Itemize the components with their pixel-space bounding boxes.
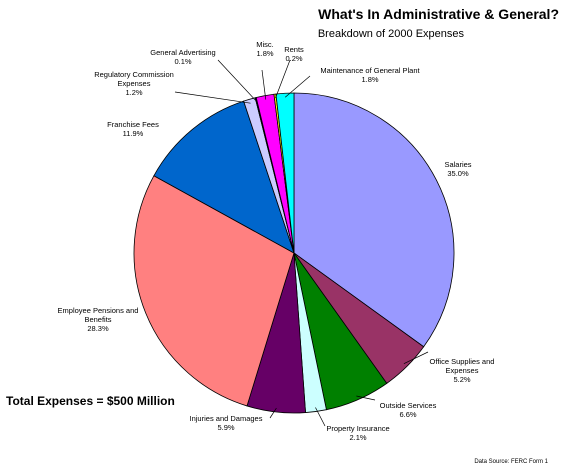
slice-salaries — [293, 92, 455, 348]
slice-employee-pensions — [133, 175, 295, 407]
slice-maintenance-general-plant — [275, 92, 295, 254]
leader-line-maintenance-general-plant — [284, 75, 311, 98]
slice-label-injuries-damages: Injuries and Damages 5.9% — [190, 414, 263, 432]
slice-label-general-advertising: General Advertising 0.1% — [150, 48, 215, 66]
slice-labels: Salaries 35.0% Office Supplies and Expenses… — [58, 40, 495, 442]
leader-lines — [174, 59, 429, 427]
data-source-note: Data Source: FERC Form 1 — [474, 459, 548, 465]
slice-label-maintenance-general-plant: Maintenance of General Plant 1.8% — [320, 66, 420, 84]
slice-label-salaries: Salaries 35.0% — [444, 160, 471, 178]
leader-line-regulatory-commission — [174, 91, 251, 104]
leader-line-injuries-damages — [269, 407, 277, 419]
slice-label-rents: Rents 0.2% — [284, 45, 304, 63]
slice-label-regulatory-commission: Regulatory Commission Expenses 1.2% — [94, 70, 174, 97]
leader-line-misc — [261, 69, 267, 100]
leader-line-rents — [275, 59, 291, 99]
slice-franchise-fees — [153, 100, 295, 254]
slice-label-misc: Misc. 1.8% — [256, 40, 274, 58]
slice-label-property-insurance: Property Insurance 2.1% — [326, 424, 389, 442]
slice-label-franchise-fees: Franchise Fees 11.9% — [107, 120, 159, 138]
slice-label-employee-pensions: Employee Pensions and Benefits 28.3% — [58, 306, 139, 333]
chart-subtitle: Breakdown of 2000 Expenses — [318, 28, 465, 40]
total-expenses-label: Total Expenses = $500 Million — [6, 394, 175, 408]
slice-label-outside-services: Outside Services 6.6% — [380, 401, 437, 419]
slice-label-office-supplies: Office Supplies and Expenses 5.2% — [430, 357, 495, 384]
chart-title: What's In Administrative & General? — [318, 6, 559, 22]
leader-line-property-insurance — [315, 407, 326, 427]
leader-line-office-supplies — [403, 351, 429, 365]
pie-slices — [133, 92, 455, 414]
leader-line-general-advertising — [217, 59, 257, 102]
leader-line-outside-services — [356, 395, 376, 401]
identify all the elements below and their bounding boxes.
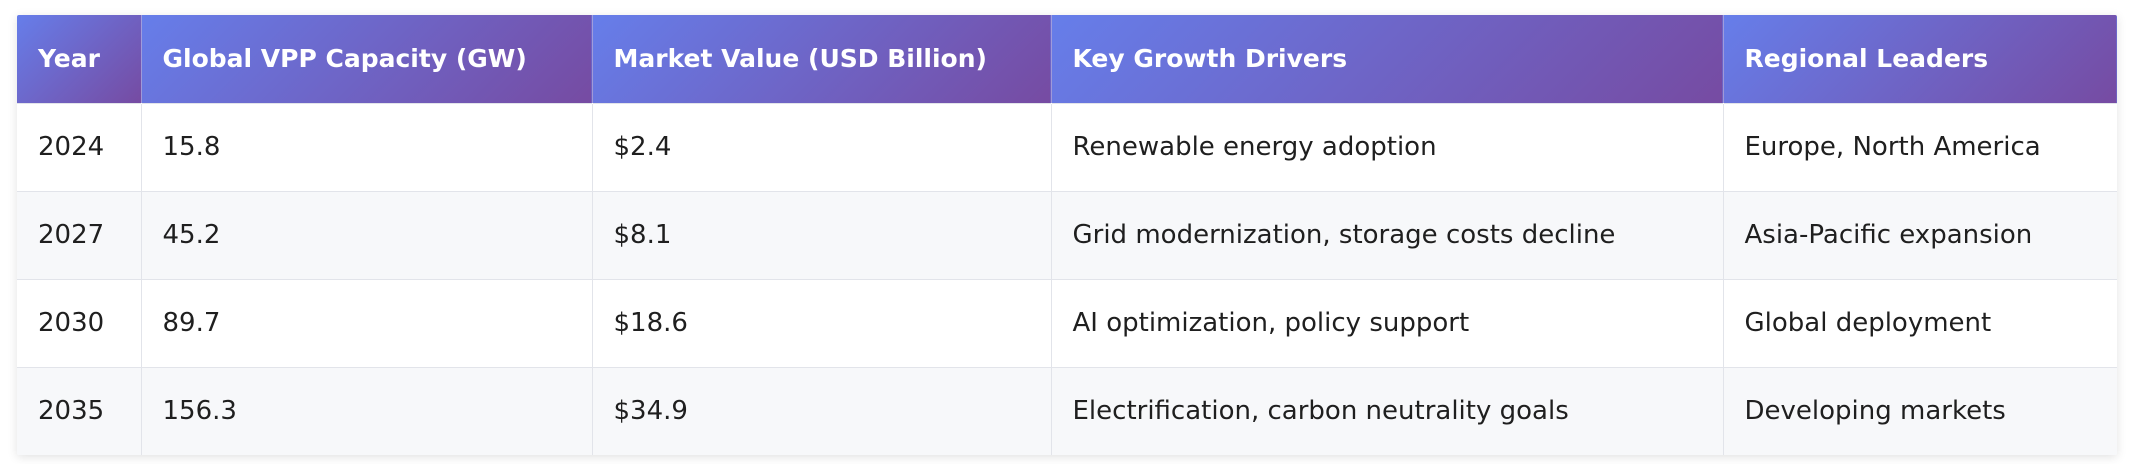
cell-year: 2027	[17, 191, 142, 279]
column-header-year[interactable]: Year	[17, 15, 142, 103]
table-body: 2024 15.8 $2.4 Renewable energy adoption…	[17, 103, 2117, 455]
cell-growth-drivers: Grid modernization, storage costs declin…	[1051, 191, 1724, 279]
vpp-market-table-container: Year Global VPP Capacity (GW) Market Val…	[17, 15, 2117, 455]
cell-capacity: 156.3	[141, 367, 593, 455]
cell-market-value: $34.9	[592, 367, 1052, 455]
header-row: Year Global VPP Capacity (GW) Market Val…	[17, 15, 2117, 103]
cell-year: 2030	[17, 279, 142, 367]
cell-regional-leaders: Developing markets	[1744, 396, 2006, 427]
cell-growth-drivers: Electrification, carbon neutrality goals	[1051, 367, 1724, 455]
column-header-growth-drivers[interactable]: Key Growth Drivers	[1051, 15, 1724, 103]
cell-regional-leaders: Asia-Pacific expansion	[1744, 220, 2033, 250]
table-row: 2024 15.8 $2.4 Renewable energy adoption…	[17, 103, 2117, 191]
vpp-market-table: Year Global VPP Capacity (GW) Market Val…	[17, 15, 2117, 455]
table-header: Year Global VPP Capacity (GW) Market Val…	[17, 15, 2117, 103]
cell-year: 2035	[17, 367, 142, 455]
cell-capacity: 89.7	[141, 279, 593, 367]
column-header-regional-leaders[interactable]: Regional Leaders	[1723, 15, 2117, 103]
table-row: 2027 45.2 $8.1 Grid modernization, stora…	[17, 191, 2117, 279]
cell-capacity: 15.8	[141, 103, 593, 191]
cell-market-value: $8.1	[592, 191, 1052, 279]
cell-capacity: 45.2	[141, 191, 593, 279]
cell-regional-leaders: Global deployment	[1744, 308, 1992, 338]
column-header-capacity[interactable]: Global VPP Capacity (GW)	[141, 15, 593, 103]
cell-market-value: $18.6	[592, 279, 1052, 367]
cell-growth-drivers: Renewable energy adoption	[1051, 103, 1724, 191]
table-row: 2030 89.7 $18.6 AI optimization, policy …	[17, 279, 2117, 367]
cell-year: 2024	[17, 103, 142, 191]
cell-regional-leaders: Europe, North America	[1744, 132, 2041, 162]
table-row: 2035 156.3 $34.9 Electrification, carbon…	[17, 367, 2117, 455]
column-header-market-value[interactable]: Market Value (USD Billion)	[592, 15, 1052, 103]
cell-market-value: $2.4	[592, 103, 1052, 191]
cell-growth-drivers: AI optimization, policy support	[1051, 279, 1724, 367]
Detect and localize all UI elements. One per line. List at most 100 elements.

· · · · · · ·

> [Exercise description]: Reproduce all of the data above with every occurrence of "bounding boxes" replaced by "enclosing rectangles" and nothing else changed. Omit the pictures from your answer.

> [Response to this task]:
Itemize the components with their pixel-space enclosing rectangles.
slice-salaries — [293, 92, 455, 348]
slice-employee-pensions — [133, 175, 295, 407]
slice-maintenance-general-plant — [275, 92, 295, 254]
leader-line-maintenance-general-plant — [284, 75, 311, 98]
slice-label-injuries-damages: Injuries and Damages 5.9% — [190, 414, 263, 432]
slice-label-general-advertising: General Advertising 0.1% — [150, 48, 215, 66]
slice-labels: Salaries 35.0% Office Supplies and Expenses… — [58, 40, 495, 442]
leader-lines — [174, 59, 429, 427]
data-source-note: Data Source: FERC Form 1 — [474, 459, 548, 465]
slice-label-maintenance-general-plant: Maintenance of General Plant 1.8% — [320, 66, 420, 84]
slice-label-salaries: Salaries 35.0% — [444, 160, 471, 178]
leader-line-regulatory-commission — [174, 91, 251, 104]
leader-line-injuries-damages — [269, 407, 277, 419]
slice-label-rents: Rents 0.2% — [284, 45, 304, 63]
slice-label-regulatory-commission: Regulatory Commission Expenses 1.2% — [94, 70, 174, 97]
leader-line-misc — [261, 69, 267, 100]
leader-line-rents — [275, 59, 291, 99]
slice-franchise-fees — [153, 100, 295, 254]
slice-label-misc: Misc. 1.8% — [256, 40, 274, 58]
slice-label-property-insurance: Property Insurance 2.1% — [326, 424, 389, 442]
slice-label-franchise-fees: Franchise Fees 11.9% — [107, 120, 159, 138]
slice-label-employee-pensions: Employee Pensions and Benefits 28.3% — [58, 306, 139, 333]
chart-subtitle: Breakdown of 2000 Expenses — [318, 28, 465, 40]
total-expenses-label: Total Expenses = $500 Million — [6, 394, 175, 408]
slice-label-outside-services: Outside Services 6.6% — [380, 401, 437, 419]
slice-label-office-supplies: Office Supplies and Expenses 5.2% — [430, 357, 495, 384]
chart-title: What's In Administrative & General? — [318, 6, 559, 22]
leader-line-property-insurance — [315, 407, 326, 427]
leader-line-office-supplies — [403, 351, 429, 365]
pie-slices — [133, 92, 455, 414]
leader-line-general-advertising — [217, 59, 257, 102]
leader-line-outside-services — [356, 395, 376, 401]
identify all the elements below and their enclosing rectangles.
cell-year: 2027	[17, 191, 142, 279]
column-header-year[interactable]: Year	[17, 15, 142, 103]
table-body: 2024 15.8 $2.4 Renewable energy adoption…	[17, 103, 2117, 455]
cell-growth-drivers: Grid modernization, storage costs declin…	[1051, 191, 1724, 279]
vpp-market-table-container: Year Global VPP Capacity (GW) Market Val…	[17, 15, 2117, 455]
cell-capacity: 156.3	[141, 367, 593, 455]
cell-market-value: $34.9	[592, 367, 1052, 455]
header-row: Year Global VPP Capacity (GW) Market Val…	[17, 15, 2117, 103]
cell-year: 2030	[17, 279, 142, 367]
cell-regional-leaders: Developing markets	[1744, 396, 2006, 427]
cell-growth-drivers: Electrification, carbon neutrality goals	[1051, 367, 1724, 455]
column-header-growth-drivers[interactable]: Key Growth Drivers	[1051, 15, 1724, 103]
cell-regional-leaders: Asia-Pacific expansion	[1744, 220, 2033, 250]
table-row: 2024 15.8 $2.4 Renewable energy adoption…	[17, 103, 2117, 191]
vpp-market-table: Year Global VPP Capacity (GW) Market Val…	[17, 15, 2117, 455]
table-header: Year Global VPP Capacity (GW) Market Val…	[17, 15, 2117, 103]
cell-year: 2035	[17, 367, 142, 455]
cell-capacity: 89.7	[141, 279, 593, 367]
column-header-regional-leaders[interactable]: Regional Leaders	[1723, 15, 2117, 103]
table-row: 2027 45.2 $8.1 Grid modernization, stora…	[17, 191, 2117, 279]
cell-capacity: 15.8	[141, 103, 593, 191]
cell-market-value: $8.1	[592, 191, 1052, 279]
cell-capacity: 45.2	[141, 191, 593, 279]
cell-regional-leaders: Global deployment	[1744, 308, 1992, 338]
column-header-capacity[interactable]: Global VPP Capacity (GW)	[141, 15, 593, 103]
cell-market-value: $18.6	[592, 279, 1052, 367]
cell-growth-drivers: Renewable energy adoption	[1051, 103, 1724, 191]
table-row: 2030 89.7 $18.6 AI optimization, policy …	[17, 279, 2117, 367]
cell-year: 2024	[17, 103, 142, 191]
cell-regional-leaders: Europe, North America	[1744, 132, 2041, 162]
table-row: 2035 156.3 $34.9 Electrification, carbon…	[17, 367, 2117, 455]
column-header-market-value[interactable]: Market Value (USD Billion)	[592, 15, 1052, 103]
cell-market-value: $2.4	[592, 103, 1052, 191]
cell-growth-drivers: AI optimization, policy support	[1051, 279, 1724, 367]
Detect and localize all UI elements. One per line. List at most 100 elements.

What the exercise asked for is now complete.